> A run of data:
• • • • • • •
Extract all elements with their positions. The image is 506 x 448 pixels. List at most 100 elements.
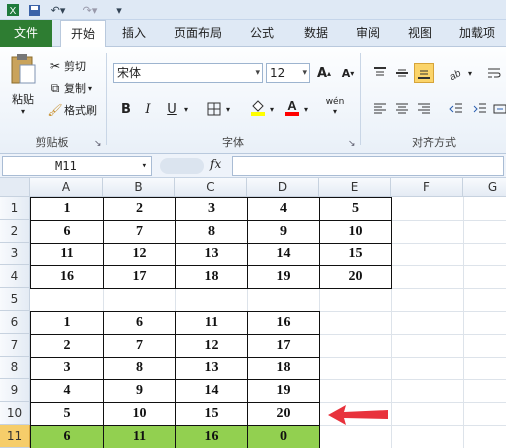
cell-c1[interactable]: 3 (175, 197, 248, 221)
fill-dropdown-icon[interactable]: ▾ (266, 99, 278, 119)
cell-e4[interactable]: 20 (319, 265, 392, 290)
cell-c8[interactable]: 13 (175, 356, 248, 381)
save-icon[interactable] (26, 2, 42, 18)
column-header-f[interactable]: F (391, 178, 463, 197)
formula-input[interactable] (232, 156, 504, 176)
cell-c10[interactable]: 15 (175, 402, 248, 426)
cell-b2[interactable]: 7 (103, 219, 176, 244)
cell-b1[interactable]: 2 (103, 197, 176, 221)
row-header-6[interactable]: 6 (0, 311, 30, 334)
cell-b6[interactable]: 6 (103, 311, 176, 335)
column-header-a[interactable]: A (30, 178, 103, 197)
row-header-9[interactable]: 9 (0, 379, 30, 403)
orientation-dropdown-icon[interactable]: ▾ (464, 63, 476, 83)
cell-d2[interactable]: 9 (247, 219, 320, 244)
tab-page-layout[interactable]: 页面布局 (166, 20, 230, 47)
copy-dropdown-icon[interactable]: ▾ (88, 84, 92, 93)
cell-a9[interactable]: 4 (30, 379, 104, 404)
bold-icon[interactable]: B (116, 99, 136, 119)
align-left-icon[interactable] (370, 99, 390, 119)
cell-a10[interactable]: 5 (30, 402, 104, 426)
cell-a4[interactable]: 16 (30, 265, 104, 290)
copy-button[interactable]: ⧉ 复制 ▾ (46, 79, 92, 97)
cell-a3[interactable]: 11 (30, 242, 104, 267)
cell-b10[interactable]: 10 (103, 402, 176, 426)
cell-c4[interactable]: 18 (175, 265, 248, 290)
wrap-text-icon[interactable] (484, 63, 504, 83)
underline-dropdown-icon[interactable]: ▾ (180, 99, 192, 119)
italic-icon[interactable]: I (138, 99, 158, 119)
row-header-4[interactable]: 4 (0, 265, 30, 289)
phonetic-guide-button[interactable]: wén ▾ (320, 97, 350, 117)
font-color-dropdown-icon[interactable]: ▾ (300, 99, 312, 119)
underline-icon[interactable]: U (162, 99, 182, 119)
row-header-7[interactable]: 7 (0, 333, 30, 357)
cell-a8[interactable]: 3 (30, 356, 104, 381)
cell-b9[interactable]: 9 (103, 379, 176, 404)
cell-a2[interactable]: 6 (30, 219, 104, 244)
cell-b3[interactable]: 12 (103, 242, 176, 267)
row-header-10[interactable]: 10 (0, 402, 30, 425)
paste-dropdown-icon[interactable]: ▾ (21, 107, 25, 116)
increase-font-size-icon[interactable]: A ▴ (314, 63, 334, 83)
cell-e3[interactable]: 15 (319, 242, 392, 267)
tab-insert[interactable]: 插入 (112, 20, 156, 47)
tab-data[interactable]: 数据 (294, 20, 338, 47)
redo-icon[interactable]: ↷▾ (78, 2, 102, 18)
cell-e1[interactable]: 5 (319, 197, 392, 221)
cell-d3[interactable]: 14 (247, 242, 320, 267)
cell-a6[interactable]: 1 (30, 311, 104, 335)
decrease-font-size-icon[interactable]: A ▾ (338, 63, 358, 83)
row-header-5[interactable]: 5 (0, 288, 30, 311)
cut-button[interactable]: ✂ 剪切 (46, 57, 86, 75)
cell-d7[interactable]: 17 (247, 333, 320, 358)
cell-d1[interactable]: 4 (247, 197, 320, 221)
cell-d10[interactable]: 20 (247, 402, 320, 426)
cell-a1[interactable]: 1 (30, 197, 104, 221)
row-header-2[interactable]: 2 (0, 219, 30, 243)
align-middle-icon[interactable] (392, 63, 412, 83)
row-header-1[interactable]: 1 (0, 197, 30, 220)
cell-b4[interactable]: 17 (103, 265, 176, 290)
cell-c2[interactable]: 8 (175, 219, 248, 244)
align-bottom-icon[interactable] (414, 63, 434, 83)
column-header-g[interactable]: G (463, 178, 506, 197)
cell-d8[interactable]: 18 (247, 356, 320, 381)
worksheet-grid[interactable]: ABCDEFG 1 2 3 4 5 6 7 8 9 10 11 1 2 3 4 5 6 7 8 9 10 11 12 13 1… (0, 178, 506, 448)
cell-b8[interactable]: 8 (103, 356, 176, 381)
orientation-icon[interactable]: ab (446, 63, 466, 83)
paste-button[interactable]: 粘贴 ▾ (6, 53, 40, 117)
cell-d4[interactable]: 19 (247, 265, 320, 290)
column-header-b[interactable]: B (103, 178, 175, 197)
decrease-indent-icon[interactable] (446, 99, 466, 119)
align-right-icon[interactable] (414, 99, 434, 119)
insert-function-icon[interactable]: fx (210, 157, 221, 171)
tab-file[interactable]: 文件 (0, 20, 52, 47)
font-size-select[interactable]: 12 ▾ (266, 63, 310, 83)
font-name-select[interactable]: 宋体 ▾ (113, 63, 263, 83)
undo-icon[interactable]: ↶▾ (46, 2, 70, 18)
select-all-corner[interactable] (0, 178, 30, 197)
cell-d11[interactable]: 0 (247, 425, 320, 448)
borders-dropdown-icon[interactable]: ▾ (222, 99, 234, 119)
formula-bar-splitter[interactable] (160, 158, 204, 174)
chevron-down-icon[interactable]: ▾ (142, 157, 147, 175)
row-header-11[interactable]: 11 (0, 425, 30, 448)
tab-review[interactable]: 审阅 (346, 20, 390, 47)
format-painter-button[interactable]: 🖌 格式刷 (46, 101, 97, 119)
cell-c6[interactable]: 11 (175, 311, 248, 335)
tab-addins[interactable]: 加载项 (450, 20, 504, 47)
row-header-3[interactable]: 3 (0, 242, 30, 266)
name-box[interactable]: M11 ▾ (2, 156, 152, 176)
cell-a11[interactable]: 6 (30, 425, 104, 448)
tab-view[interactable]: 视图 (398, 20, 442, 47)
cell-c11[interactable]: 16 (175, 425, 248, 448)
cell-d9[interactable]: 19 (247, 379, 320, 404)
column-header-e[interactable]: E (319, 178, 391, 197)
column-header-c[interactable]: C (175, 178, 247, 197)
cell-c9[interactable]: 14 (175, 379, 248, 404)
cell-c7[interactable]: 12 (175, 333, 248, 358)
align-center-icon[interactable] (392, 99, 412, 119)
cell-a7[interactable]: 2 (30, 333, 104, 358)
borders-icon[interactable] (204, 99, 224, 119)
• • • • • • •
> To be done:
Retype all the data above line for line, leaving out the pictures.

> The completed task:
Extract all elements with their positions. The image is 506 x 448 pixels. List at most 100 elements.
cell-c1[interactable]: 3 (175, 197, 248, 221)
fill-dropdown-icon[interactable]: ▾ (266, 99, 278, 119)
cell-e4[interactable]: 20 (319, 265, 392, 290)
cell-c8[interactable]: 13 (175, 356, 248, 381)
save-icon[interactable] (26, 2, 42, 18)
column-header-f[interactable]: F (391, 178, 463, 197)
formula-input[interactable] (232, 156, 504, 176)
cell-c10[interactable]: 15 (175, 402, 248, 426)
cell-b2[interactable]: 7 (103, 219, 176, 244)
cell-b1[interactable]: 2 (103, 197, 176, 221)
row-header-6[interactable]: 6 (0, 311, 30, 334)
cell-b6[interactable]: 6 (103, 311, 176, 335)
column-header-a[interactable]: A (30, 178, 103, 197)
row-header-9[interactable]: 9 (0, 379, 30, 403)
orientation-dropdown-icon[interactable]: ▾ (464, 63, 476, 83)
cell-d2[interactable]: 9 (247, 219, 320, 244)
tab-page-layout[interactable]: 页面布局 (166, 20, 230, 47)
copy-dropdown-icon[interactable]: ▾ (88, 84, 92, 93)
cell-a9[interactable]: 4 (30, 379, 104, 404)
bold-icon[interactable]: B (116, 99, 136, 119)
align-left-icon[interactable] (370, 99, 390, 119)
cell-a10[interactable]: 5 (30, 402, 104, 426)
cell-a4[interactable]: 16 (30, 265, 104, 290)
copy-button[interactable]: ⧉ 复制 ▾ (46, 79, 92, 97)
cell-a3[interactable]: 11 (30, 242, 104, 267)
cell-b10[interactable]: 10 (103, 402, 176, 426)
cell-c4[interactable]: 18 (175, 265, 248, 290)
wrap-text-icon[interactable] (484, 63, 504, 83)
underline-dropdown-icon[interactable]: ▾ (180, 99, 192, 119)
italic-icon[interactable]: I (138, 99, 158, 119)
row-header-4[interactable]: 4 (0, 265, 30, 289)
phonetic-guide-button[interactable]: wén ▾ (320, 97, 350, 117)
font-color-dropdown-icon[interactable]: ▾ (300, 99, 312, 119)
underline-icon[interactable]: U (162, 99, 182, 119)
row-header-7[interactable]: 7 (0, 333, 30, 357)
cell-a8[interactable]: 3 (30, 356, 104, 381)
cell-b9[interactable]: 9 (103, 379, 176, 404)
cell-a2[interactable]: 6 (30, 219, 104, 244)
cell-b3[interactable]: 12 (103, 242, 176, 267)
row-header-10[interactable]: 10 (0, 402, 30, 425)
paste-dropdown-icon[interactable]: ▾ (21, 107, 25, 116)
increase-font-size-icon[interactable]: A ▴ (314, 63, 334, 83)
cell-e3[interactable]: 15 (319, 242, 392, 267)
tab-insert[interactable]: 插入 (112, 20, 156, 47)
tab-data[interactable]: 数据 (294, 20, 338, 47)
redo-icon[interactable]: ↷▾ (78, 2, 102, 18)
cell-e1[interactable]: 5 (319, 197, 392, 221)
cell-d3[interactable]: 14 (247, 242, 320, 267)
cell-a6[interactable]: 1 (30, 311, 104, 335)
decrease-font-size-icon[interactable]: A ▾ (338, 63, 358, 83)
row-header-5[interactable]: 5 (0, 288, 30, 311)
cut-button[interactable]: ✂ 剪切 (46, 57, 86, 75)
cell-d7[interactable]: 17 (247, 333, 320, 358)
cell-d1[interactable]: 4 (247, 197, 320, 221)
cell-d10[interactable]: 20 (247, 402, 320, 426)
cell-a1[interactable]: 1 (30, 197, 104, 221)
row-header-2[interactable]: 2 (0, 219, 30, 243)
align-middle-icon[interactable] (392, 63, 412, 83)
row-header-1[interactable]: 1 (0, 197, 30, 220)
cell-b4[interactable]: 17 (103, 265, 176, 290)
cell-c2[interactable]: 8 (175, 219, 248, 244)
align-bottom-icon[interactable] (414, 63, 434, 83)
column-header-g[interactable]: G (463, 178, 506, 197)
cell-d8[interactable]: 18 (247, 356, 320, 381)
worksheet-grid[interactable]: ABCDEFG 1 2 3 4 5 6 7 8 9 10 11 1 2 3 4 5 6 7 8 9 10 11 12 13 1… (0, 178, 506, 448)
cell-b8[interactable]: 8 (103, 356, 176, 381)
orientation-icon[interactable]: ab (446, 63, 466, 83)
paste-button[interactable]: 粘贴 ▾ (6, 53, 40, 117)
cell-d4[interactable]: 19 (247, 265, 320, 290)
column-header-b[interactable]: B (103, 178, 175, 197)
decrease-indent-icon[interactable] (446, 99, 466, 119)
align-right-icon[interactable] (414, 99, 434, 119)
insert-function-icon[interactable]: fx (210, 157, 221, 171)
tab-file[interactable]: 文件 (0, 20, 52, 47)
font-size-select[interactable]: 12 ▾ (266, 63, 310, 83)
font-name-select[interactable]: 宋体 ▾ (113, 63, 263, 83)
undo-icon[interactable]: ↶▾ (46, 2, 70, 18)
select-all-corner[interactable] (0, 178, 30, 197)
cell-d11[interactable]: 0 (247, 425, 320, 448)
borders-dropdown-icon[interactable]: ▾ (222, 99, 234, 119)
formula-bar-splitter[interactable] (160, 158, 204, 174)
chevron-down-icon[interactable]: ▾ (142, 157, 147, 175)
row-header-11[interactable]: 11 (0, 425, 30, 448)
tab-review[interactable]: 审阅 (346, 20, 390, 47)
format-painter-button[interactable]: 🖌 格式刷 (46, 101, 97, 119)
cell-c6[interactable]: 11 (175, 311, 248, 335)
tab-addins[interactable]: 加载项 (450, 20, 504, 47)
row-header-3[interactable]: 3 (0, 242, 30, 266)
name-box[interactable]: M11 ▾ (2, 156, 152, 176)
cell-a11[interactable]: 6 (30, 425, 104, 448)
tab-view[interactable]: 视图 (398, 20, 442, 47)
cell-c11[interactable]: 16 (175, 425, 248, 448)
cell-d9[interactable]: 19 (247, 379, 320, 404)
column-header-e[interactable]: E (319, 178, 391, 197)
column-header-c[interactable]: C (175, 178, 247, 197)
cell-c9[interactable]: 14 (175, 379, 248, 404)
cell-c7[interactable]: 12 (175, 333, 248, 358)
align-center-icon[interactable] (392, 99, 412, 119)
cell-a7[interactable]: 2 (30, 333, 104, 358)
borders-icon[interactable] (204, 99, 224, 119)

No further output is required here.